Goal
Search the listing below for the string "JSON" and copy every line where it occurs.

[Records about charts and figures]
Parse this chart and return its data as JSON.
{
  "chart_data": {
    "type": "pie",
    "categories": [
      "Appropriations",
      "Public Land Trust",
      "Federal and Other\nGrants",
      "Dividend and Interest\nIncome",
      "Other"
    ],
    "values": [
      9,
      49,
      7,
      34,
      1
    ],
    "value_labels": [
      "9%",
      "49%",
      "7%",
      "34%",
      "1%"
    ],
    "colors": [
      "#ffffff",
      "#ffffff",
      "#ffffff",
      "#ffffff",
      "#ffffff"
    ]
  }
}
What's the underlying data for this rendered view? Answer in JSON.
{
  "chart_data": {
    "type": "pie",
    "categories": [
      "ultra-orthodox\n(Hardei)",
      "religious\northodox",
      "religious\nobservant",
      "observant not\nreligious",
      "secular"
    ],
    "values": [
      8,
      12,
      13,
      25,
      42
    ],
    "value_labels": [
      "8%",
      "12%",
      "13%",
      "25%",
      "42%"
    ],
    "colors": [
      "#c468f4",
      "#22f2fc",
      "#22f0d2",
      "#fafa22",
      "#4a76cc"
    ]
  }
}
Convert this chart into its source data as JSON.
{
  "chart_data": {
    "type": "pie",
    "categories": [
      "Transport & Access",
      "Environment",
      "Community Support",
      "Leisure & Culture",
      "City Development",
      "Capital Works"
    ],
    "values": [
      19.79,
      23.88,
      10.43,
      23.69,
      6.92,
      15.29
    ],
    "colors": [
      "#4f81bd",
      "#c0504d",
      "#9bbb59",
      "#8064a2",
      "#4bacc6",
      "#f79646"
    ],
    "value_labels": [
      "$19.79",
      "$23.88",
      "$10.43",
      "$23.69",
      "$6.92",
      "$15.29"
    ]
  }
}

Expected output
Parse this chart and return its data as JSON.
What's the underlying data for this rendered view? Answer in JSON.
Convert this chart into its source data as JSON.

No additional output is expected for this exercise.